Task details:
Reproduce the records below in full and without edits, omitting images.

________________________________________

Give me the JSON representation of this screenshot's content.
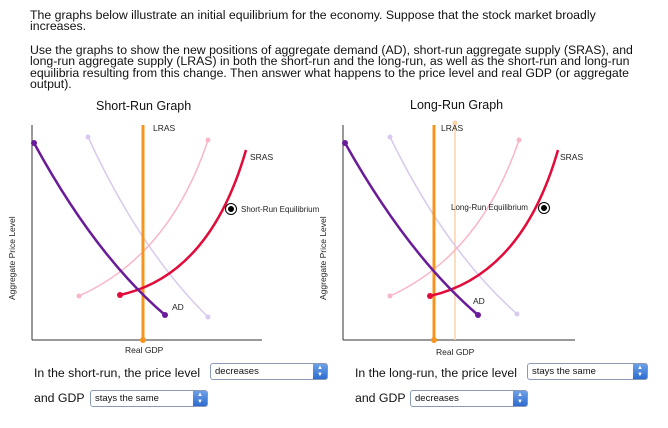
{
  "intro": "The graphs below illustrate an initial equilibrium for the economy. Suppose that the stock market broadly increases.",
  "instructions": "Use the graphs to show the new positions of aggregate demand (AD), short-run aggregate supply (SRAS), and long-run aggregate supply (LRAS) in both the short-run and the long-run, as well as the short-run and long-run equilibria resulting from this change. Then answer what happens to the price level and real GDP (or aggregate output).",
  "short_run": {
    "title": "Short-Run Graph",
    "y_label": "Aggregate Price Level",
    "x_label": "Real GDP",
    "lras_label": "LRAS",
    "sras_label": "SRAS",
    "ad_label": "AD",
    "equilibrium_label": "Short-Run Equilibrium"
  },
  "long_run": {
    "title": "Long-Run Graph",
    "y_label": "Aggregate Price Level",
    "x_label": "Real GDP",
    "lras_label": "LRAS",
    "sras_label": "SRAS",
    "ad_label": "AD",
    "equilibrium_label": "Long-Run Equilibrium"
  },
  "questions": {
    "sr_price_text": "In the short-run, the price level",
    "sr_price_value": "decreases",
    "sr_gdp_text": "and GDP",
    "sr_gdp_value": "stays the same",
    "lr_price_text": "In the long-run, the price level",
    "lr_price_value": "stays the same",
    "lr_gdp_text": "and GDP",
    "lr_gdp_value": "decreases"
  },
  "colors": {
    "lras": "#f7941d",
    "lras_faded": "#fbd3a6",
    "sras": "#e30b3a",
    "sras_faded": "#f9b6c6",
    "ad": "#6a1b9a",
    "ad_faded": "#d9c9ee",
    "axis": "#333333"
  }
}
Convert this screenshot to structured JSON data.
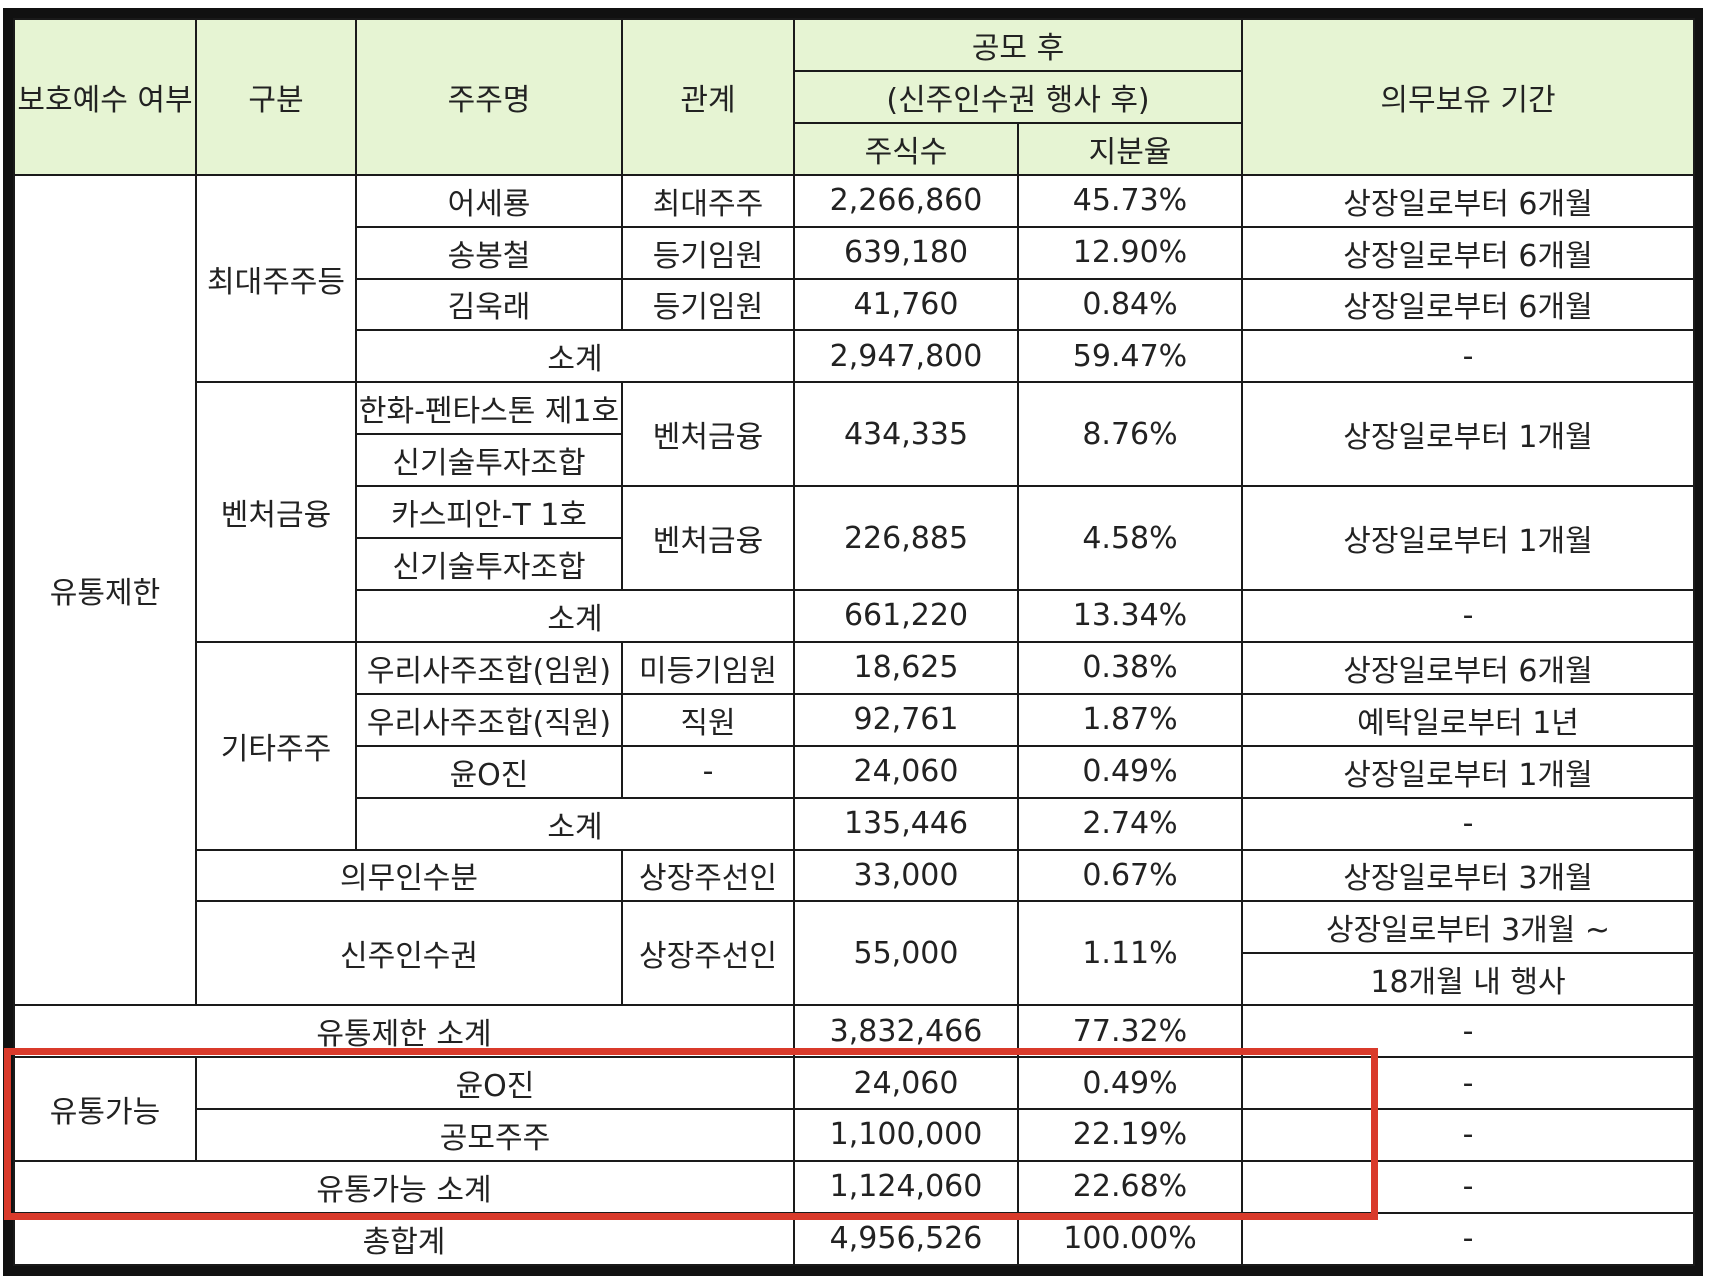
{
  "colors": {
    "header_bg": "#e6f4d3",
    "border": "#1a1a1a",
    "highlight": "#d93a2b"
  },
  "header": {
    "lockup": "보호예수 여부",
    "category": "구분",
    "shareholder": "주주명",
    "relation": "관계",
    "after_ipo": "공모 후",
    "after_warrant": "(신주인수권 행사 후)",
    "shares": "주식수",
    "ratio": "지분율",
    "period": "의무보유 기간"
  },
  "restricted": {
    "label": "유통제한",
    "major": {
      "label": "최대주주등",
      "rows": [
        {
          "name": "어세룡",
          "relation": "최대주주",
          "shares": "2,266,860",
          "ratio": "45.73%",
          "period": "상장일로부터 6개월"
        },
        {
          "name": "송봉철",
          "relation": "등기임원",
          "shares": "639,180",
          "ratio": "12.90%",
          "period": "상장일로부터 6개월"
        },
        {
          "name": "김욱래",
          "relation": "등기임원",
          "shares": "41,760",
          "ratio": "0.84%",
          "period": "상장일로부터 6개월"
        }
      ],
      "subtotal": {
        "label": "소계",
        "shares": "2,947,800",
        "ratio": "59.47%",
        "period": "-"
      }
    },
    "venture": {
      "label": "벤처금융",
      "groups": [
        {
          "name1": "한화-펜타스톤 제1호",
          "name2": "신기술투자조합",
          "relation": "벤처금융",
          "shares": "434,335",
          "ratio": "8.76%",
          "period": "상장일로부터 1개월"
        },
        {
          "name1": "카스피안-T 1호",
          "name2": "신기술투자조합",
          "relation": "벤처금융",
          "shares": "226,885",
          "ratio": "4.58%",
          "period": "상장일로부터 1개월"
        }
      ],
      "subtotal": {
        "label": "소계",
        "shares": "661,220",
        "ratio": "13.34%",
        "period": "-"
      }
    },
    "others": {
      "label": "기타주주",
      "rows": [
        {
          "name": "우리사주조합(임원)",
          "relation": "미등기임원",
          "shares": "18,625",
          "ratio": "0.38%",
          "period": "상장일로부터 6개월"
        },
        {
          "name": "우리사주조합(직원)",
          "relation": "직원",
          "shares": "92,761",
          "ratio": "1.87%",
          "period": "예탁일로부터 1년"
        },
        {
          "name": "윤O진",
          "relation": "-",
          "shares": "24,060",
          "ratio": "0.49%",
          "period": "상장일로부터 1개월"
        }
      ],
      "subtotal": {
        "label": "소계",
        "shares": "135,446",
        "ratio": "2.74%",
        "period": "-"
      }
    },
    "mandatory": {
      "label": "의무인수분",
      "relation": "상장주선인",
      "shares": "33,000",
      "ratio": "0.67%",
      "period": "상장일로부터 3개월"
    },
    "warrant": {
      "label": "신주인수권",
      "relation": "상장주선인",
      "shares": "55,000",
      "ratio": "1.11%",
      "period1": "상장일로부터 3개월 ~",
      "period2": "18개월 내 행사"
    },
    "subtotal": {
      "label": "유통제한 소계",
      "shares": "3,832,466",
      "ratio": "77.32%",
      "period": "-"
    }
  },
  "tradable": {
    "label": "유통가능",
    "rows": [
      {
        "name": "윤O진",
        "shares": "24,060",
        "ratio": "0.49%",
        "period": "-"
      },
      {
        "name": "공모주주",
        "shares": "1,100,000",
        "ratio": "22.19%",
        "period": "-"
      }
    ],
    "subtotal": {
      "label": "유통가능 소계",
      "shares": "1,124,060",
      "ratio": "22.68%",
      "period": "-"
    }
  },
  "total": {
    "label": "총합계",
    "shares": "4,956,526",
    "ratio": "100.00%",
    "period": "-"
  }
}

________________________________________

Answer to the task:
Give me the JSON representation of this screenshot's content.
{
  "intro": "The graphs below illustrate an initial equilibrium for the economy. Suppose that the stock market broadly increases.",
  "instructions": "Use the graphs to show the new positions of aggregate demand (AD), short-run aggregate supply (SRAS), and long-run aggregate supply (LRAS) in both the short-run and the long-run, as well as the short-run and long-run equilibria resulting from this change. Then answer what happens to the price level and real GDP (or aggregate output).",
  "short_run": {
    "title": "Short-Run Graph",
    "y_label": "Aggregate Price Level",
    "x_label": "Real GDP",
    "lras_label": "LRAS",
    "sras_label": "SRAS",
    "ad_label": "AD",
    "equilibrium_label": "Short-Run Equilibrium"
  },
  "long_run": {
    "title": "Long-Run Graph",
    "y_label": "Aggregate Price Level",
    "x_label": "Real GDP",
    "lras_label": "LRAS",
    "sras_label": "SRAS",
    "ad_label": "AD",
    "equilibrium_label": "Long-Run Equilibrium"
  },
  "questions": {
    "sr_price_text": "In the short-run, the price level",
    "sr_price_value": "decreases",
    "sr_gdp_text": "and GDP",
    "sr_gdp_value": "stays the same",
    "lr_price_text": "In the long-run, the price level",
    "lr_price_value": "stays the same",
    "lr_gdp_text": "and GDP",
    "lr_gdp_value": "decreases"
  },
  "colors": {
    "lras": "#f7941d",
    "lras_faded": "#fbd3a6",
    "sras": "#e30b3a",
    "sras_faded": "#f9b6c6",
    "ad": "#6a1b9a",
    "ad_faded": "#d9c9ee",
    "axis": "#333333"
  }
}
Convert this screenshot to structured JSON data.
{
  "colors": {
    "header_bg": "#e6f4d3",
    "border": "#1a1a1a",
    "highlight": "#d93a2b"
  },
  "header": {
    "lockup": "보호예수 여부",
    "category": "구분",
    "shareholder": "주주명",
    "relation": "관계",
    "after_ipo": "공모 후",
    "after_warrant": "(신주인수권 행사 후)",
    "shares": "주식수",
    "ratio": "지분율",
    "period": "의무보유 기간"
  },
  "restricted": {
    "label": "유통제한",
    "major": {
      "label": "최대주주등",
      "rows": [
        {
          "name": "어세룡",
          "relation": "최대주주",
          "shares": "2,266,860",
          "ratio": "45.73%",
          "period": "상장일로부터 6개월"
        },
        {
          "name": "송봉철",
          "relation": "등기임원",
          "shares": "639,180",
          "ratio": "12.90%",
          "period": "상장일로부터 6개월"
        },
        {
          "name": "김욱래",
          "relation": "등기임원",
          "shares": "41,760",
          "ratio": "0.84%",
          "period": "상장일로부터 6개월"
        }
      ],
      "subtotal": {
        "label": "소계",
        "shares": "2,947,800",
        "ratio": "59.47%",
        "period": "-"
      }
    },
    "venture": {
      "label": "벤처금융",
      "groups": [
        {
          "name1": "한화-펜타스톤 제1호",
          "name2": "신기술투자조합",
          "relation": "벤처금융",
          "shares": "434,335",
          "ratio": "8.76%",
          "period": "상장일로부터 1개월"
        },
        {
          "name1": "카스피안-T 1호",
          "name2": "신기술투자조합",
          "relation": "벤처금융",
          "shares": "226,885",
          "ratio": "4.58%",
          "period": "상장일로부터 1개월"
        }
      ],
      "subtotal": {
        "label": "소계",
        "shares": "661,220",
        "ratio": "13.34%",
        "period": "-"
      }
    },
    "others": {
      "label": "기타주주",
      "rows": [
        {
          "name": "우리사주조합(임원)",
          "relation": "미등기임원",
          "shares": "18,625",
          "ratio": "0.38%",
          "period": "상장일로부터 6개월"
        },
        {
          "name": "우리사주조합(직원)",
          "relation": "직원",
          "shares": "92,761",
          "ratio": "1.87%",
          "period": "예탁일로부터 1년"
        },
        {
          "name": "윤O진",
          "relation": "-",
          "shares": "24,060",
          "ratio": "0.49%",
          "period": "상장일로부터 1개월"
        }
      ],
      "subtotal": {
        "label": "소계",
        "shares": "135,446",
        "ratio": "2.74%",
        "period": "-"
      }
    },
    "mandatory": {
      "label": "의무인수분",
      "relation": "상장주선인",
      "shares": "33,000",
      "ratio": "0.67%",
      "period": "상장일로부터 3개월"
    },
    "warrant": {
      "label": "신주인수권",
      "relation": "상장주선인",
      "shares": "55,000",
      "ratio": "1.11%",
      "period1": "상장일로부터 3개월 ~",
      "period2": "18개월 내 행사"
    },
    "subtotal": {
      "label": "유통제한 소계",
      "shares": "3,832,466",
      "ratio": "77.32%",
      "period": "-"
    }
  },
  "tradable": {
    "label": "유통가능",
    "rows": [
      {
        "name": "윤O진",
        "shares": "24,060",
        "ratio": "0.49%",
        "period": "-"
      },
      {
        "name": "공모주주",
        "shares": "1,100,000",
        "ratio": "22.19%",
        "period": "-"
      }
    ],
    "subtotal": {
      "label": "유통가능 소계",
      "shares": "1,124,060",
      "ratio": "22.68%",
      "period": "-"
    }
  },
  "total": {
    "label": "총합계",
    "shares": "4,956,526",
    "ratio": "100.00%",
    "period": "-"
  }
}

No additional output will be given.